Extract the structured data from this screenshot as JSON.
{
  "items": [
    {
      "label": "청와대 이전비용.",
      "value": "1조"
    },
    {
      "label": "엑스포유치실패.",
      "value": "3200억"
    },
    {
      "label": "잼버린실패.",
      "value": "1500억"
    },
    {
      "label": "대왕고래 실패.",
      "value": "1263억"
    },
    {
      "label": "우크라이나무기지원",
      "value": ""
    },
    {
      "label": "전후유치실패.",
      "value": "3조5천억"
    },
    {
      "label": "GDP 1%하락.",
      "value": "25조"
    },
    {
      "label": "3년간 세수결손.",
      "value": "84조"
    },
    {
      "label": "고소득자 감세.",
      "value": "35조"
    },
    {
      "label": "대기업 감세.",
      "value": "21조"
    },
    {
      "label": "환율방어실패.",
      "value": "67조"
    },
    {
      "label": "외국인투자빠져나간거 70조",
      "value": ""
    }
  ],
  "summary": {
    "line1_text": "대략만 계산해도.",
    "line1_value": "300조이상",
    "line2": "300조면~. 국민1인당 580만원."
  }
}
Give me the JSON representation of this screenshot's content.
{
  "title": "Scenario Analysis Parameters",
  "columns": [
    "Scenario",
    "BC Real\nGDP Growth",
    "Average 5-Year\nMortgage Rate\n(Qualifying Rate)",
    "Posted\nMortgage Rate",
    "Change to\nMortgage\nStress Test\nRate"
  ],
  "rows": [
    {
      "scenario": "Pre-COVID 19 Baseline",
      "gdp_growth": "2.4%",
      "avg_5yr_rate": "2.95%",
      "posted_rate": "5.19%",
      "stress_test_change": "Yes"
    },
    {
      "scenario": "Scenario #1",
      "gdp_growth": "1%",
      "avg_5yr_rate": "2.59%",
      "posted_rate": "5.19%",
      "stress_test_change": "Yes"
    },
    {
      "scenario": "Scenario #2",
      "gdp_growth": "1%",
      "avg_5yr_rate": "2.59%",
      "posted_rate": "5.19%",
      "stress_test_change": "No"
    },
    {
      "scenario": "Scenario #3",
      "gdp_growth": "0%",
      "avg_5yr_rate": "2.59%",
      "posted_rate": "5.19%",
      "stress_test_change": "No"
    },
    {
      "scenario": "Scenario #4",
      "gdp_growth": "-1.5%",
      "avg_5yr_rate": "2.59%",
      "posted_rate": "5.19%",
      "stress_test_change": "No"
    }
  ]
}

★ ★ ★ ★ ★ ★ ★

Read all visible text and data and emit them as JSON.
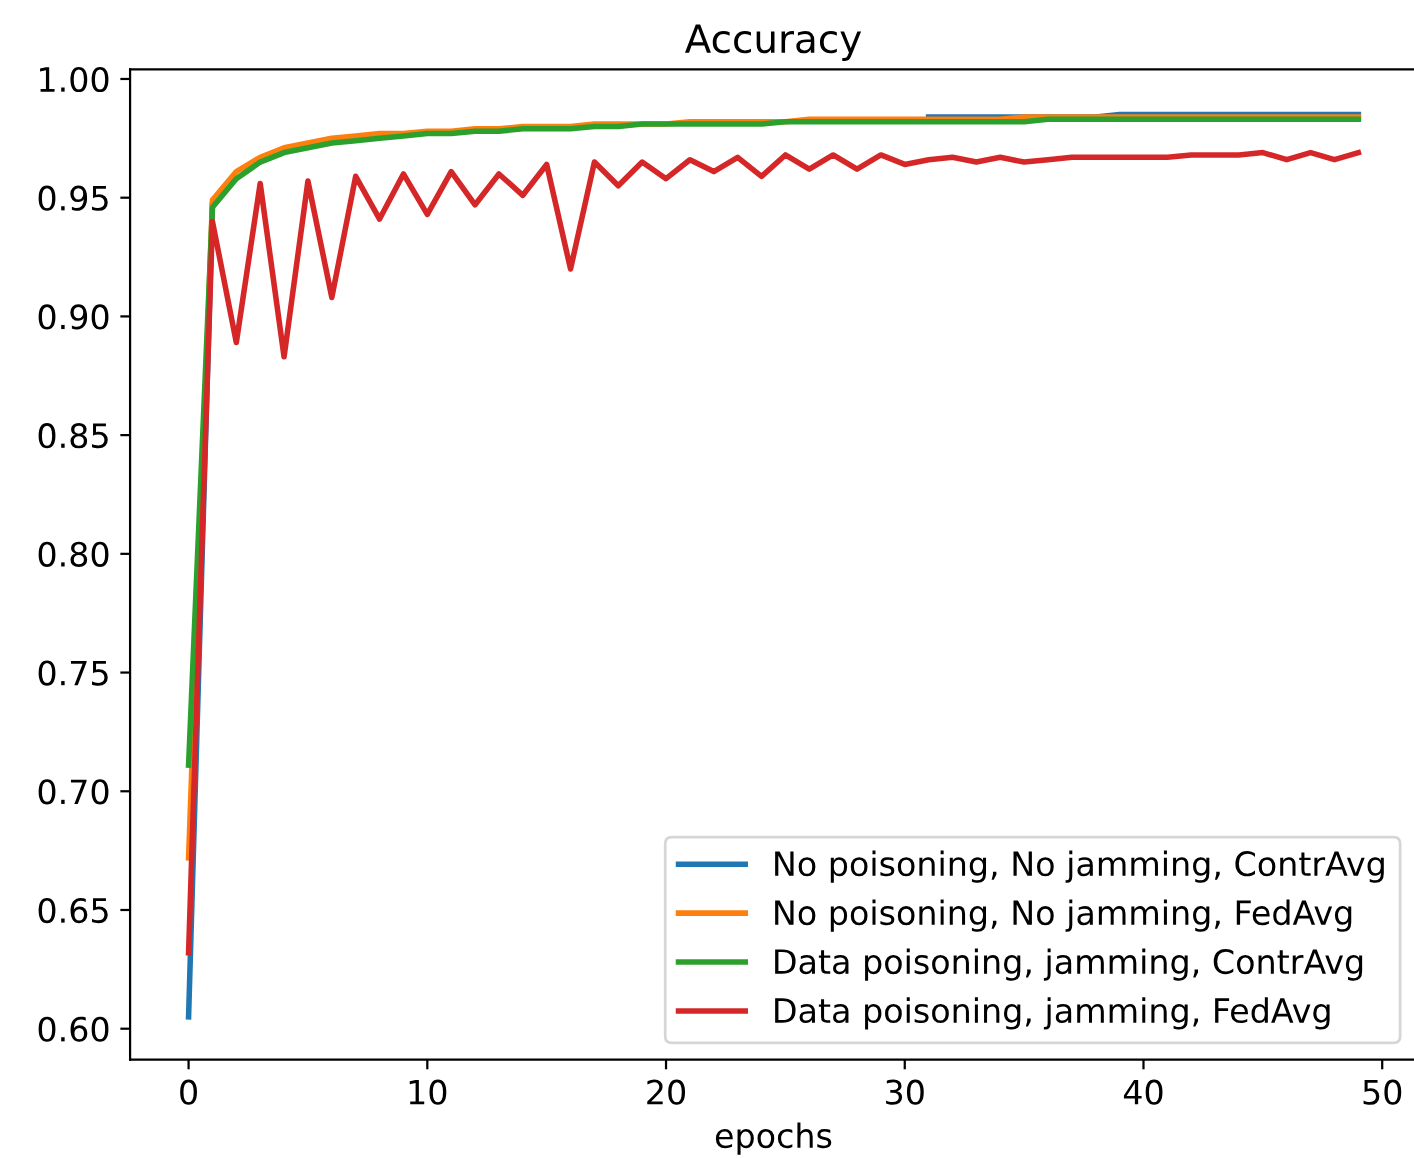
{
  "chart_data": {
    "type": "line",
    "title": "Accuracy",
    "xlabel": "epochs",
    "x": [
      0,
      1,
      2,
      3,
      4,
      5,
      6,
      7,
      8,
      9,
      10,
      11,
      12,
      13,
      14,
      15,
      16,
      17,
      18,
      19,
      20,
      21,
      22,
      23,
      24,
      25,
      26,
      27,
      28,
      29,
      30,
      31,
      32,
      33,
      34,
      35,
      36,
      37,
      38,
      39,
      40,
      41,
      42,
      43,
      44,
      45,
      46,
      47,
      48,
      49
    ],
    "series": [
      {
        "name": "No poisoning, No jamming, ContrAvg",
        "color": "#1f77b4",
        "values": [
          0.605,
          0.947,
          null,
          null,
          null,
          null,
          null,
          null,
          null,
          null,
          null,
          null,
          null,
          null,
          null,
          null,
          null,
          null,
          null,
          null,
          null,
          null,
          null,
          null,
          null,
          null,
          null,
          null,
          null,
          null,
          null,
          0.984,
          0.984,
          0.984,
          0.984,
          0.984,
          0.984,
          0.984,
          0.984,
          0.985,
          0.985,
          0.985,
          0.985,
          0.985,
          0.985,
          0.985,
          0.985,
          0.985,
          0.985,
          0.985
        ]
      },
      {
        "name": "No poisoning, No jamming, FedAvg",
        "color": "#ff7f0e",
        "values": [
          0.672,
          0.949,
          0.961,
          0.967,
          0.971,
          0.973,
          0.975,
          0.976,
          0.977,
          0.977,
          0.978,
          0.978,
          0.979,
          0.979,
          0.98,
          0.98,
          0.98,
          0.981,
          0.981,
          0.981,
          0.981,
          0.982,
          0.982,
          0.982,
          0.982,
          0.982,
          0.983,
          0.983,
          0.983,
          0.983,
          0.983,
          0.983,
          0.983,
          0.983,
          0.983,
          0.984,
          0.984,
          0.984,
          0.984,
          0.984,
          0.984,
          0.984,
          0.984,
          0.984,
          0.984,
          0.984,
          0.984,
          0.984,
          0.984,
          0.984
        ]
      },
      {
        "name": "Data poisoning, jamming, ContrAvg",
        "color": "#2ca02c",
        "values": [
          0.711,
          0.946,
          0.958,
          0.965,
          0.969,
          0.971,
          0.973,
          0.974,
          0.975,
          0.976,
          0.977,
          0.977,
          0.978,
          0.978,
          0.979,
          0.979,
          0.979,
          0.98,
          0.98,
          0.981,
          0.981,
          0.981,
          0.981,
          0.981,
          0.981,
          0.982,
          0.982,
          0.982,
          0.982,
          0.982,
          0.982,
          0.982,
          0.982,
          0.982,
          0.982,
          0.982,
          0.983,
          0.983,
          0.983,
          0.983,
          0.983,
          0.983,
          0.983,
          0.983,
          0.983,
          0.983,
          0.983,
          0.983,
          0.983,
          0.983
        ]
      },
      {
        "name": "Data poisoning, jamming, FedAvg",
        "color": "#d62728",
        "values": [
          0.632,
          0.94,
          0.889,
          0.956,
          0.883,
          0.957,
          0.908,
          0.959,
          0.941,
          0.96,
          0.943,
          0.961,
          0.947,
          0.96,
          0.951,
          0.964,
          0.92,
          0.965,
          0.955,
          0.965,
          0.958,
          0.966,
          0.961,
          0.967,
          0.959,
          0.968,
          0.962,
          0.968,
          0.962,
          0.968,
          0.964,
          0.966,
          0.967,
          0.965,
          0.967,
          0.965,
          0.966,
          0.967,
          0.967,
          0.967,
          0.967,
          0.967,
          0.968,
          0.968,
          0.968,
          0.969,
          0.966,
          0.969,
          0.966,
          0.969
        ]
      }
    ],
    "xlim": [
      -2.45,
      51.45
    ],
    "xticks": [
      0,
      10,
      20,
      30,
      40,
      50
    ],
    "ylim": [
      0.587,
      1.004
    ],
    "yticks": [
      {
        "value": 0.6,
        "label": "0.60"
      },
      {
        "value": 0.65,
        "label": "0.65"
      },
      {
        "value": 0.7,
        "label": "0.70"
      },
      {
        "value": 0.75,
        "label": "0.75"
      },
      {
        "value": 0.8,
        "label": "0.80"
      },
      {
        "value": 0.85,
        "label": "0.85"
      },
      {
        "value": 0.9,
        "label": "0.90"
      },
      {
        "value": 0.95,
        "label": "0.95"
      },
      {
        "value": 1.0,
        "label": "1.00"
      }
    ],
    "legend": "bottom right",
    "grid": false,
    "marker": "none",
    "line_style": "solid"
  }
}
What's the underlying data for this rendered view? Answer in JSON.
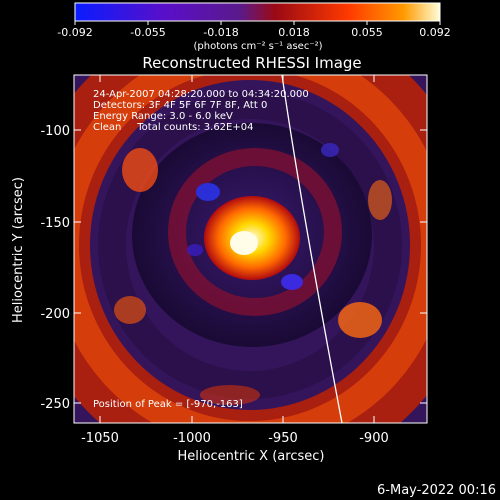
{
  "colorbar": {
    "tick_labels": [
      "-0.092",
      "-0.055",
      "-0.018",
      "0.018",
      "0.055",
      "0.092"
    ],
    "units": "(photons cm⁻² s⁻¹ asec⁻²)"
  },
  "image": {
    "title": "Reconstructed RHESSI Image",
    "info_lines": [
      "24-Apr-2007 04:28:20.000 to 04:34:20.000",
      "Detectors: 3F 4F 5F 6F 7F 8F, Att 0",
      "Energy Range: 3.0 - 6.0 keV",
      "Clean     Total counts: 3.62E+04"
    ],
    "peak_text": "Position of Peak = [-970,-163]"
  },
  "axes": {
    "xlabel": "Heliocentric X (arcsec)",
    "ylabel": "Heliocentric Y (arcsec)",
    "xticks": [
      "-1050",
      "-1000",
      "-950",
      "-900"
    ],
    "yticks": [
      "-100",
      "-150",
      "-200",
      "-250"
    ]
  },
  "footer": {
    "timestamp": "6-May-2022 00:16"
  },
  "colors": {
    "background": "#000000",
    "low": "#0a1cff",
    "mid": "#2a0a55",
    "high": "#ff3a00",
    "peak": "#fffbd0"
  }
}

★ ★ ★ ★ ★ ★ ★

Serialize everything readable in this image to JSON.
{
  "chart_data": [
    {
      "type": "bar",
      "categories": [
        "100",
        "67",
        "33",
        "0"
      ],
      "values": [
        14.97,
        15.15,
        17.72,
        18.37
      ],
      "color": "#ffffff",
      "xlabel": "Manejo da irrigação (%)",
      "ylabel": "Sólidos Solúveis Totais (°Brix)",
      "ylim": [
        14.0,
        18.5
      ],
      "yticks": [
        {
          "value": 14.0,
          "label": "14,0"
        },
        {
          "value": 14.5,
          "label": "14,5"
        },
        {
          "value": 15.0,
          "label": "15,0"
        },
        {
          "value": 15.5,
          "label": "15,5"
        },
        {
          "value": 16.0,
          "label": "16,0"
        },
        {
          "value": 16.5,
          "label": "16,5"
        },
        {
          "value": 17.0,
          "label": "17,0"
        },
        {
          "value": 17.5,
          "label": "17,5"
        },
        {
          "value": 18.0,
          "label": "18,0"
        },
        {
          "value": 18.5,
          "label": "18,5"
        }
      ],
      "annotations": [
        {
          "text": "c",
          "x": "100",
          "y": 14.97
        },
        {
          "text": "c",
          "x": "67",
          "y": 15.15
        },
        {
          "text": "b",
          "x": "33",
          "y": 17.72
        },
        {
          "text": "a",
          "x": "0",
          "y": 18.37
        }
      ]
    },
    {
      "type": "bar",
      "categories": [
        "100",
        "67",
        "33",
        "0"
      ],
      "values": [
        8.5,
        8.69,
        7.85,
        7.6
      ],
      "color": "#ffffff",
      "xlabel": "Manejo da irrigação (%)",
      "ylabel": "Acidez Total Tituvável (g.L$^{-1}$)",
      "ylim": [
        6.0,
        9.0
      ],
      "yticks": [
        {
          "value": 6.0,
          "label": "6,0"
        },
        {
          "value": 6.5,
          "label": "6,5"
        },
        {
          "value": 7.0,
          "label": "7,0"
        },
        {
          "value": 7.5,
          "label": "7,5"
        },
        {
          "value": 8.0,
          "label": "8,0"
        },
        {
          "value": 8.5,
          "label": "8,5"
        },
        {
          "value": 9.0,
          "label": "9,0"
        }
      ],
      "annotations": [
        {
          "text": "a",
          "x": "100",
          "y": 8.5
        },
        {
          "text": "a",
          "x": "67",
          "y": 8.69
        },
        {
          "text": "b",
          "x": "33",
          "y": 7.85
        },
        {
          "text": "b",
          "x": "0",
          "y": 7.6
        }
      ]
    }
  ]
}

★ ★ ★ ★ ★ ★ ★

_WHAT NEEDS TO BE DONE_: Go through the listing above and work out how many lines contain the string "Heliocentric". Reply with the number alone.

_CORRECT RESULT_: 2